Extracted records:
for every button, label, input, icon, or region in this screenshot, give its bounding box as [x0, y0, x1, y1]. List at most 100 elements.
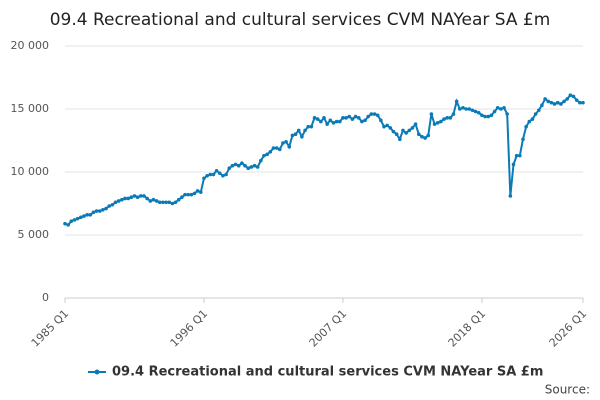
chart-title: 09.4 Recreational and cultural services …	[50, 10, 551, 30]
point	[366, 114, 371, 119]
point	[129, 195, 134, 199]
point	[410, 126, 415, 130]
point	[214, 168, 219, 173]
point	[559, 102, 563, 106]
point	[375, 113, 380, 118]
point	[416, 132, 421, 136]
point	[543, 97, 547, 101]
x-tick-label: 2007 Q1	[307, 307, 350, 350]
point	[274, 146, 279, 150]
point	[97, 209, 102, 213]
point	[296, 128, 301, 133]
point	[101, 208, 105, 212]
point	[464, 107, 468, 111]
series-line	[64, 93, 583, 227]
point	[372, 112, 377, 116]
point	[382, 124, 386, 129]
point	[94, 209, 99, 213]
point	[571, 94, 576, 99]
point	[448, 116, 453, 120]
point	[139, 194, 143, 198]
point	[341, 116, 345, 120]
point	[66, 223, 70, 227]
point	[255, 165, 260, 169]
point	[303, 128, 307, 133]
point	[189, 192, 194, 197]
y-tick-label: 10 000	[11, 165, 50, 178]
point	[442, 117, 446, 121]
point	[518, 153, 522, 158]
point	[161, 200, 165, 205]
point	[208, 172, 213, 177]
point	[82, 214, 86, 218]
point	[439, 119, 443, 124]
point	[549, 100, 554, 105]
point	[72, 218, 77, 222]
point	[315, 117, 320, 121]
point	[236, 163, 241, 168]
point	[173, 200, 178, 205]
point	[221, 173, 225, 178]
point	[505, 112, 509, 116]
point	[104, 206, 108, 211]
legend-marker	[94, 369, 100, 375]
point	[394, 132, 399, 136]
point	[432, 122, 437, 126]
y-tick-label: 20 000	[11, 39, 50, 52]
y-tick-label: 15 000	[11, 102, 50, 115]
point	[540, 103, 544, 108]
point	[530, 117, 535, 121]
point	[458, 107, 462, 111]
point	[470, 108, 475, 113]
point	[202, 176, 206, 181]
point	[268, 150, 273, 154]
point	[195, 189, 200, 193]
point	[407, 128, 412, 133]
point	[262, 153, 266, 158]
point	[148, 199, 153, 203]
point	[467, 107, 472, 111]
point	[514, 153, 519, 158]
point	[180, 195, 184, 199]
point	[91, 210, 96, 215]
point	[227, 166, 232, 171]
point	[113, 200, 118, 205]
point	[252, 163, 257, 168]
source-label: Source:	[545, 383, 590, 397]
point	[546, 99, 551, 104]
point	[240, 161, 244, 165]
point	[167, 200, 172, 205]
legend-label: 09.4 Recreational and cultural services …	[112, 365, 543, 380]
point	[78, 215, 83, 220]
point	[192, 191, 197, 196]
point	[259, 158, 263, 163]
point	[426, 133, 431, 138]
point	[205, 173, 209, 178]
point	[413, 122, 418, 126]
point	[277, 147, 282, 152]
point	[281, 141, 285, 145]
point	[363, 118, 367, 123]
point	[116, 199, 121, 203]
x-tick-label: 1996 Q1	[168, 307, 211, 350]
point	[511, 162, 516, 167]
point	[233, 162, 238, 167]
point	[492, 109, 497, 114]
point	[265, 152, 269, 157]
point	[110, 202, 115, 207]
point	[123, 196, 127, 201]
point	[107, 204, 112, 208]
point	[536, 108, 541, 113]
point	[347, 114, 352, 119]
point	[420, 134, 424, 139]
point	[230, 163, 235, 168]
point	[284, 139, 288, 144]
point	[334, 119, 339, 124]
point	[489, 113, 494, 118]
point	[401, 128, 405, 133]
point	[135, 195, 140, 199]
x-tick-label: 1985 Q1	[29, 307, 72, 350]
point	[388, 126, 393, 130]
point	[555, 100, 560, 105]
point	[391, 129, 396, 134]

Task to complete:
Please write out the part of the entries that opens with the line containing "chart-title: 09.4 Recreational" and closes with the line containing "116, 453, 120]", both lines included.

Complete answer:
chart-title: 09.4 Recreational and cultural services …	[50, 10, 551, 30]
point	[366, 114, 371, 119]
point	[129, 195, 134, 199]
point	[410, 126, 415, 130]
point	[214, 168, 219, 173]
point	[559, 102, 563, 106]
point	[375, 113, 380, 118]
point	[416, 132, 421, 136]
point	[543, 97, 547, 101]
x-tick-label: 2007 Q1	[307, 307, 350, 350]
point	[274, 146, 279, 150]
point	[97, 209, 102, 213]
point	[296, 128, 301, 133]
point	[101, 208, 105, 212]
point	[464, 107, 468, 111]
series-line	[64, 93, 583, 227]
point	[372, 112, 377, 116]
point	[382, 124, 386, 129]
point	[94, 209, 99, 213]
point	[571, 94, 576, 99]
point	[448, 116, 453, 120]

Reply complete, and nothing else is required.